- [HOW TO COMPLETE THIS TASK] Find the word "among" in the data, then copy each line where it is found.

- [DATASET EXTRACT]
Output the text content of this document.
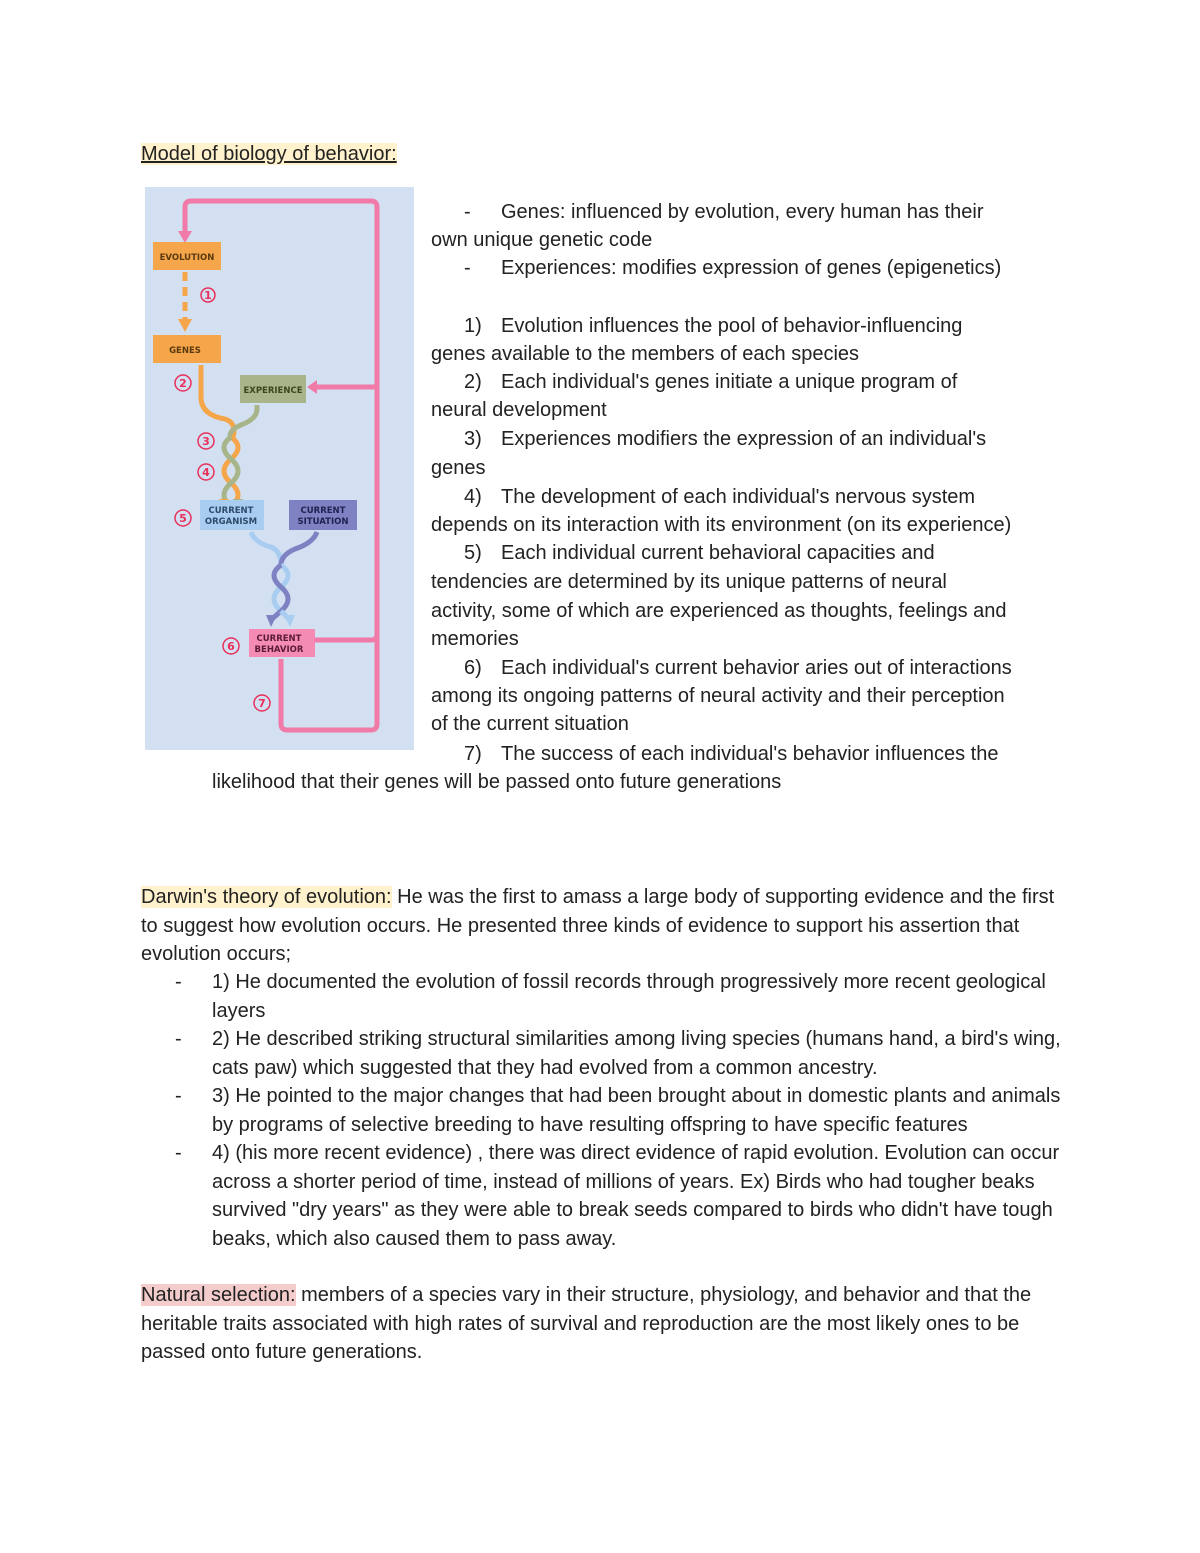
Model of biology of behavior:
EVOLUTION
1
GENES
2
EXPERIENCE
3
4
CURRENT
ORGANISM
5
CURRENT
SITUATION
CURRENT
BEHAVIOR
6
7
- Genes: influenced by evolution, every human has their
own unique genetic code
- Experiences: modifies expression of genes (epigenetics)
1) Evolution influences the pool of behavior-influencing
genes available to the members of each species
2) Each individual's genes initiate a unique program of
neural development
3) Experiences modifiers the expression of an individual's
genes
4) The development of each individual's nervous system
depends on its interaction with its environment (on its experience)
5) Each individual current behavioral capacities and
tendencies are determined by its unique patterns of neural
activity, some of which are experienced as thoughts, feelings and
memories
6) Each individual's current behavior aries out of interactions
among its ongoing patterns of neural activity and their perception
of the current situation
7) The success of each individual's behavior influences the
likelihood that their genes will be passed onto future generations
Darwin's theory of evolution: He was the first to amass a large body of supporting evidence and the first to suggest how evolution occurs. He presented three kinds of evidence to support his assertion that evolution occurs;
- 1) He documented the evolution of fossil records through progressively more recent geological layers
- 2) He described striking structural similarities among living species (humans hand, a bird's wing, cats paw) which suggested that they had evolved from a common ancestry.
- 3) He pointed to the major changes that had been brought about in domestic plants and animals by programs of selective breeding to have resulting offspring to have specific features
- 4) (his more recent evidence) , there was direct evidence of rapid evolution. Evolution can occur across a shorter period of time, instead of millions of years. Ex) Birds who had tougher beaks survived "dry years" as they were able to break seeds compared to birds who didn't have tough beaks, which also caused them to pass away.
Natural selection: members of a species vary in their structure, physiology, and behavior and that the heritable traits associated with high rates of survival and reproduction are the most likely ones to be passed onto future generations.
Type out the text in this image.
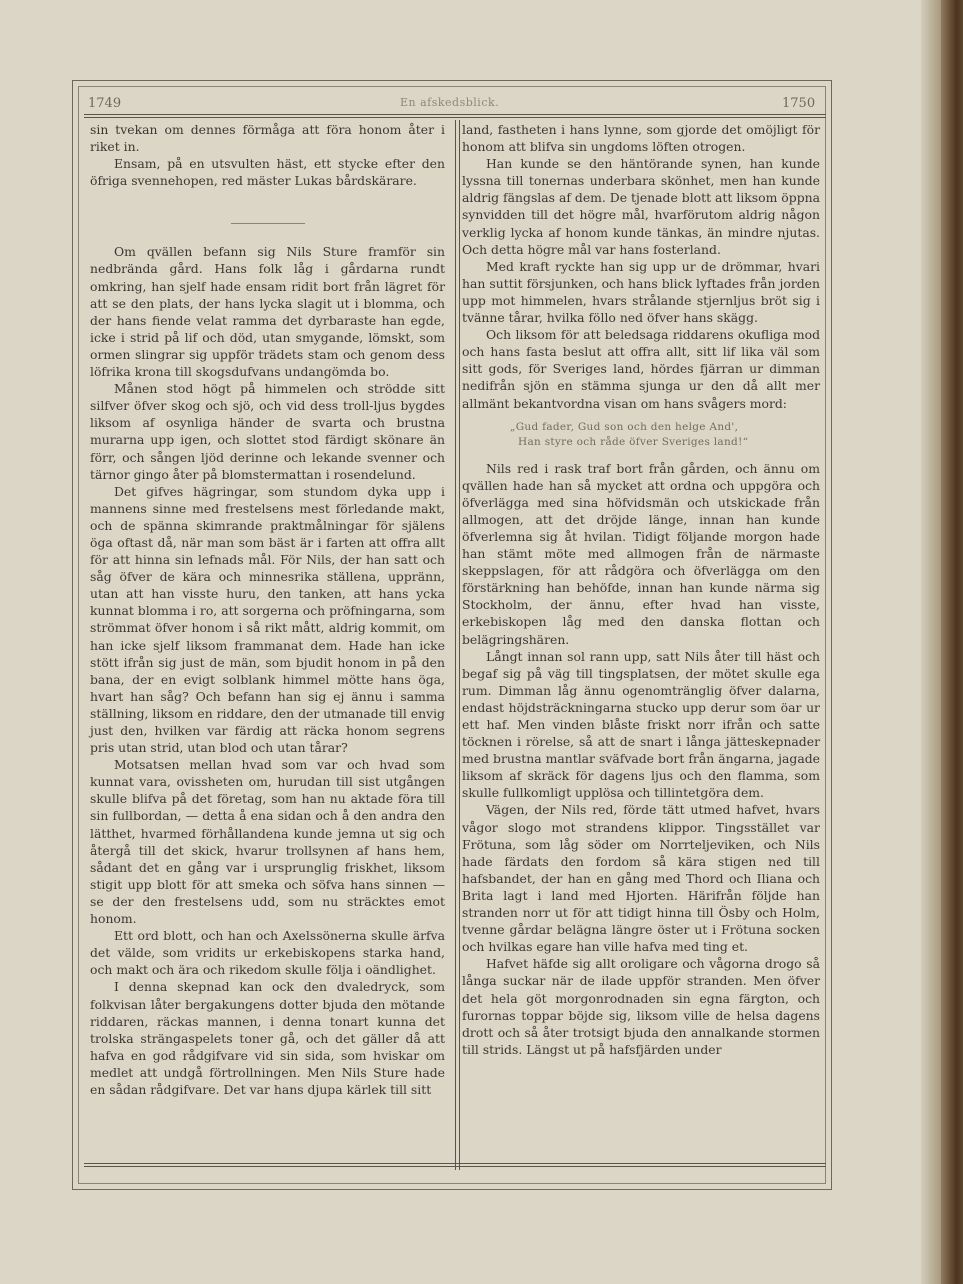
1749	En afskedsblick.	1750

sin tvekan om dennes förmåga att föra honom åter i riket in.

Ensam, på en utsvulten häst, ett stycke efter den öfriga svennehopen, red mäster Lukas bårdskärare.

Om qvällen befann sig Nils Sture framför sin nedbrända gård. Hans folk låg i gårdarna rundt omkring, han sjelf hade ensam ridit bort från lägret för att se den plats, der hans lycka slagit ut i blomma, och der hans fiende velat ramma det dyrbaraste han egde, icke i strid på lif och död, utan smygande, lömskt, som ormen slingrar sig uppför trädets stam och genom dess löfrika krona till skogsdufvans undangömda bo.

Månen stod högt på himmelen och strödde sitt silfver öfver skog och sjö, och vid dess troll-ljus bygdes liksom af osynliga händer de svarta och brustna murarna upp igen, och slottet stod färdigt skönare än förr, och sången ljöd derinne och lekande svenner och tärnor gingo åter på blomstermattan i rosendelund.

Det gifves hägringar, som stundom dyka upp i mannens sinne med frestelsens mest förledande makt, och de spänna skimrande praktmålningar för själens öga oftast då, när man som bäst är i farten att offra allt för att hinna sin lefnads mål. För Nils, der han satt och såg öfver de kära och minnesrika ställena, uppränn, utan att han visste huru, den tanken, att hans ycka kunnat blomma i ro, att sorgerna och pröfningarna, som strömmat öfver honom i så rikt mått, aldrig kommit, om han icke sjelf liksom frammanat dem. Hade han icke stött ifrån sig just de män, som bjudit honom in på den bana, der en evigt solblank himmel mötte hans öga, hvart han såg? Och befann han sig ej ännu i samma ställning, liksom en riddare, den der utmanade till envig just den, hvilken var färdig att räcka honom segrens pris utan strid, utan blod och utan tårar?

Motsatsen mellan hvad som var och hvad som kunnat vara, ovissheten om, hurudan till sist utgången skulle blifva på det företag, som han nu aktade föra till sin fullbordan, — detta å ena sidan och å den andra den lätthet, hvarmed förhållandena kunde jemna ut sig och återgå till det skick, hvarur trollsynen af hans hem, sådant det en gång var i ursprunglig friskhet, liksom stigit upp blott för att smeka och söfva hans sinnen — se der den frestelsens udd, som nu sträcktes emot honom.

Ett ord blott, och han och Axelssönerna skulle ärfva det välde, som vridits ur erkebiskopens starka hand, och makt och ära och rikedom skulle följa i oändlighet.

I denna skepnad kan ock den dvaledryck, som folkvisan låter bergakungens dotter bjuda den mötande riddaren, räckas mannen, i denna tonart kunna det trolska strängaspelets toner gå, och det gäller då att hafva en god rådgifvare vid sin sida, som hviskar om medlet att undgå förtrollningen. Men Nils Sture hade en sådan rådgifvare. Det var hans djupa kärlek till sitt

land, fastheten i hans lynne, som gjorde det omöjligt för honom att blifva sin ungdoms löften otrogen.

Han kunde se den häntörande synen, han kunde lyssna till tonernas underbara skönhet, men han kunde aldrig fängslas af dem. De tjenade blott att liksom öppna synvidden till det högre mål, hvarförutom aldrig någon verklig lycka af honom kunde tänkas, än mindre njutas. Och detta högre mål var hans fosterland.

Med kraft ryckte han sig upp ur de drömmar, hvari han suttit försjunken, och hans blick lyftades från jorden upp mot himmelen, hvars strålande stjernljus bröt sig i tvänne tårar, hvilka föllo ned öfver hans skägg.

Och liksom för att beledsaga riddarens okufliga mod och hans fasta beslut att offra allt, sitt lif lika väl som sitt gods, för Sveriges land, hördes fjärran ur dimman nedifrån sjön en stämma sjunga ur den då allt mer allmänt bekantvordna visan om hans svågers mord:

„Gud fader, Gud son och den helge And',
Han styre och råde öfver Sveriges land!“

Nils red i rask traf bort från gården, och ännu om qvällen hade han så mycket att ordna och uppgöra och öfverlägga med sina höfvidsmän och utskickade från allmogen, att det dröjde länge, innan han kunde öfverlemna sig åt hvilan. Tidigt följande morgon hade han stämt möte med allmogen från de närmaste skeppslagen, för att rådgöra och öfverlägga om den förstärkning han behöfde, innan han kunde närma sig Stockholm, der ännu, efter hvad han visste, erkebiskopen låg med den danska flottan och belägringshären.

Långt innan sol rann upp, satt Nils åter till häst och begaf sig på väg till tingsplatsen, der mötet skulle ega rum. Dimman låg ännu ogenomtränglig öfver dalarna, endast höjdsträckningarna stucko upp derur som öar ur ett haf. Men vinden blåste friskt norr ifrån och satte töcknen i rörelse, så att de snart i långa jätteskepnader med brustna mantlar sväfvade bort från ängarna, jagade liksom af skräck för dagens ljus och den flamma, som skulle fullkomligt upplösa och tillintetgöra dem.

Vägen, der Nils red, förde tätt utmed hafvet, hvars vågor slogo mot strandens klippor. Tingsstället var Frötuna, som låg söder om Norrteljeviken, och Nils hade färdats den fordom så kära stigen ned till hafsbandet, der han en gång med Thord och Iliana och Brita lagt i land med Hjorten. Härifrån följde han stranden norr ut för att tidigt hinna till Ösby och Holm, tvenne gårdar belägna längre öster ut i Frötuna socken och hvilkas egare han ville hafva med ting et.

Hafvet häfde sig allt oroligare och vågorna drogo så långa suckar när de ilade uppför stranden. Men öfver det hela göt morgonrodnaden sin egna färgton, och furornas toppar böjde sig, liksom ville de helsa dagens drott och så åter trotsigt bjuda den annalkande stormen till strids. Längst ut på hafsfjärden under
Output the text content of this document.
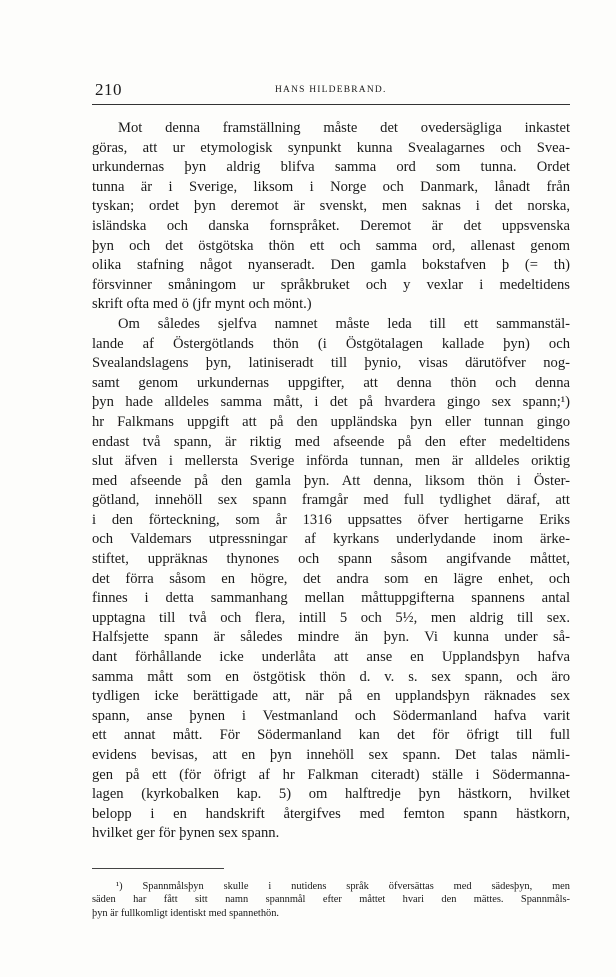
210	HANS HILDEBRAND.
Mot denna framställning måste det ovedersägliga inkastet
göras, att ur etymologisk synpunkt kunna Svealagarnes och Svea-
urkundernas þyn aldrig blifva samma ord som tunna. Ordet
tunna är i Sverige, liksom i Norge och Danmark, lånadt från
tyskan; ordet þyn deremot är svenskt, men saknas i det norska,
isländska och danska fornspråket. Deremot är det uppsvenska
þyn och det östgötska thön ett och samma ord, allenast genom
olika stafning något nyanseradt. Den gamla bokstafven þ (= th)
försvinner småningom ur språkbruket och y vexlar i medeltidens
skrift ofta med ö (jfr mynt och mönt.)
Om således sjelfva namnet måste leda till ett sammanstäl-
lande af Östergötlands thön (i Östgötalagen kallade þyn) och
Svealandslagens þyn, latiniseradt till þynio, visas därutöfver nog-
samt genom urkundernas uppgifter, att denna thön och denna
þyn hade alldeles samma mått, i det på hvardera gingo sex spann;¹)
hr Falkmans uppgift att på den uppländska þyn eller tunnan gingo
endast två spann, är riktig med afseende på den efter medeltidens
slut äfven i mellersta Sverige införda tunnan, men är alldeles oriktig
med afseende på den gamla þyn. Att denna, liksom thön i Öster-
götland, innehöll sex spann framgår med full tydlighet däraf, att
i den förteckning, som år 1316 uppsattes öfver hertigarne Eriks
och Valdemars utpressningar af kyrkans underlydande inom ärke-
stiftet, uppräknas thynones och spann såsom angifvande måttet,
det förra såsom en högre, det andra som en lägre enhet, och
finnes i detta sammanhang mellan måttuppgifterna spannens antal
upptagna till två och flera, intill 5 och 5½, men aldrig till sex.
Halfsjette spann är således mindre än þyn. Vi kunna under så-
dant förhållande icke underlåta att anse en Upplandsþyn hafva
samma mått som en östgötisk thön d. v. s. sex spann, och äro
tydligen icke berättigade att, när på en upplandsþyn räknades sex
spann, anse þynen i Vestmanland och Södermanland hafva varit
ett annat mått. För Södermanland kan det för öfrigt till full
evidens bevisas, att en þyn innehöll sex spann. Det talas nämli-
gen på ett (för öfrigt af hr Falkman citeradt) ställe i Södermanna-
lagen (kyrkobalken kap. 5) om halftredje þyn hästkorn, hvilket
belopp i en handskrift återgifves med femton spann hästkorn,
hvilket ger för þynen sex spann.
¹) Spannmålsþyn skulle i nutidens språk öfversättas med sädesþyn, men
säden har fått sitt namn spannmål efter måttet hvari den mättes. Spannmåls-
þyn är fullkomligt identiskt med spannethön.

- [OUTPUT OF THE TASK]
among its ongoing patterns of neural activity and their perception
- 2) He described striking structural similarities among living species (humans hand, a bird's wing, cats paw) which suggested that they had evolved from a common ancestry.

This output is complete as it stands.